■ TASK OBJECTIVE
Swap "Kemenkes RI" for "Kementerian Kesehatan RI" in the stretch from the start of the rows through the row containing "sub-item-title-plain: Tahap xyxy=(229,677,270,693)", and give those rows again with nothing else changed.
##########
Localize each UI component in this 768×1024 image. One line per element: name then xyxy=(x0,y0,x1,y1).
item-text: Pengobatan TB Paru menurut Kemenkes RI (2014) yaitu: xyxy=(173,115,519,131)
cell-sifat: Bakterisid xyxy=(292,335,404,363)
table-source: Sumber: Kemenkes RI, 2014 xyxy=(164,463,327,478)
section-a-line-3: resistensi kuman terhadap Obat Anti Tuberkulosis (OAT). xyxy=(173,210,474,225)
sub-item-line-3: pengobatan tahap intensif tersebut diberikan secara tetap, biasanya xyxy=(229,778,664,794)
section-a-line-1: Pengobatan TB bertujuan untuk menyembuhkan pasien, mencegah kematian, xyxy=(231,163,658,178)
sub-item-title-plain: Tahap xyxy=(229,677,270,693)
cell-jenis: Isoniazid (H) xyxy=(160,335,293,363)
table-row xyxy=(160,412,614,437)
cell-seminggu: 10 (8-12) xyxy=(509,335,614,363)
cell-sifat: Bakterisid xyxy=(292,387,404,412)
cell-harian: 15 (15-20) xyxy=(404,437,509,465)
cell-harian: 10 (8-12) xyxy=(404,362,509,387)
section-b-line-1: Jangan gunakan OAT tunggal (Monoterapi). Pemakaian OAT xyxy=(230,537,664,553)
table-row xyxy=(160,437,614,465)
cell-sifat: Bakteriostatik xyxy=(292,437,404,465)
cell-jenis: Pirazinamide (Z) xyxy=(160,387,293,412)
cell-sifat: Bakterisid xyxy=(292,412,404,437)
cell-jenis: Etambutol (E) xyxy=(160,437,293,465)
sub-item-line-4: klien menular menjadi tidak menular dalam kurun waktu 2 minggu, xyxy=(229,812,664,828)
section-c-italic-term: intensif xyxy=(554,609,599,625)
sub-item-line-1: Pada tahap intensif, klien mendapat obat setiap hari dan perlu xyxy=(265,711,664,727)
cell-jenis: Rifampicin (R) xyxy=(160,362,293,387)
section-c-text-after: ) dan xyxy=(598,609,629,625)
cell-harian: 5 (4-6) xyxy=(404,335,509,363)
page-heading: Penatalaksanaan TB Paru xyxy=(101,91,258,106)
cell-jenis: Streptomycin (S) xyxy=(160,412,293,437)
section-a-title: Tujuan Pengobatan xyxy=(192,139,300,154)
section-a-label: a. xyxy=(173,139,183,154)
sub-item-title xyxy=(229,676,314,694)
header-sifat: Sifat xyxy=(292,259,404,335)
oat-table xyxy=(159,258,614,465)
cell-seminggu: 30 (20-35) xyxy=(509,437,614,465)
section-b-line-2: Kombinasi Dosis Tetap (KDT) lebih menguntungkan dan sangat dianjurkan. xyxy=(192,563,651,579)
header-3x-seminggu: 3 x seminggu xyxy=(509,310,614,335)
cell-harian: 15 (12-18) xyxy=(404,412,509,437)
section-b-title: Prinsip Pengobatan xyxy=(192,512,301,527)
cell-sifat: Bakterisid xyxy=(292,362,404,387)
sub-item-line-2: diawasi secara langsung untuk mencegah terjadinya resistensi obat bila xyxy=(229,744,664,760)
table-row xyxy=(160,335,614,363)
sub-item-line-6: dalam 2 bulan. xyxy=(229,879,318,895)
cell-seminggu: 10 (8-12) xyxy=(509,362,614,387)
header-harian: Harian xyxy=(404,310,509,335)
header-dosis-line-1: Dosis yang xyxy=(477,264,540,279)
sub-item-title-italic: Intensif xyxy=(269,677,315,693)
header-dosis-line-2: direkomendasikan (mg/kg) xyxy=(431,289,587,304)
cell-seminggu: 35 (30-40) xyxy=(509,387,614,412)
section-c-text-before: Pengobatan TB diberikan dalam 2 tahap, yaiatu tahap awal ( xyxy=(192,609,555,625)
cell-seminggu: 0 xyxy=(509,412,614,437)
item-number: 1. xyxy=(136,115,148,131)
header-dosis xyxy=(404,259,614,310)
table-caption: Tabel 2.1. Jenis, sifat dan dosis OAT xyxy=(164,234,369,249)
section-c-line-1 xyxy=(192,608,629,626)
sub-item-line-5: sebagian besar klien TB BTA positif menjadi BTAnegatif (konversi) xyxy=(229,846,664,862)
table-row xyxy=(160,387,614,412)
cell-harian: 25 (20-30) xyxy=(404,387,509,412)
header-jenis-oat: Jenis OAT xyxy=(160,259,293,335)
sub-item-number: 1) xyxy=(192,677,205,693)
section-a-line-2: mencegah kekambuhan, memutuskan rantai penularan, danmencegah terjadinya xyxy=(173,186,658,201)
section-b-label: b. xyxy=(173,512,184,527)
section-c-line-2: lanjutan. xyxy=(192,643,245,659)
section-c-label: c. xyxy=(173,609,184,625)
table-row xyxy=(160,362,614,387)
##########
■ OUTPUT
Localize each UI component in this 768×1024 image. One line per element: name then xyxy=(x0,y0,x1,y1).
item-text: Pengobatan TB Paru menurut Kementerian Kesehatan RI (2014) yaitu: xyxy=(173,115,519,131)
cell-sifat: Bakterisid xyxy=(292,335,404,363)
table-source: Sumber: Kementerian Kesehatan RI, 2014 xyxy=(164,463,327,478)
section-a-line-3: resistensi kuman terhadap Obat Anti Tuberkulosis (OAT). xyxy=(173,210,474,225)
sub-item-line-3: pengobatan tahap intensif tersebut diberikan secara tetap, biasanya xyxy=(229,778,664,794)
section-a-line-1: Pengobatan TB bertujuan untuk menyembuhkan pasien, mencegah kematian, xyxy=(231,163,658,178)
sub-item-title-plain: Tahap xyxy=(229,677,270,693)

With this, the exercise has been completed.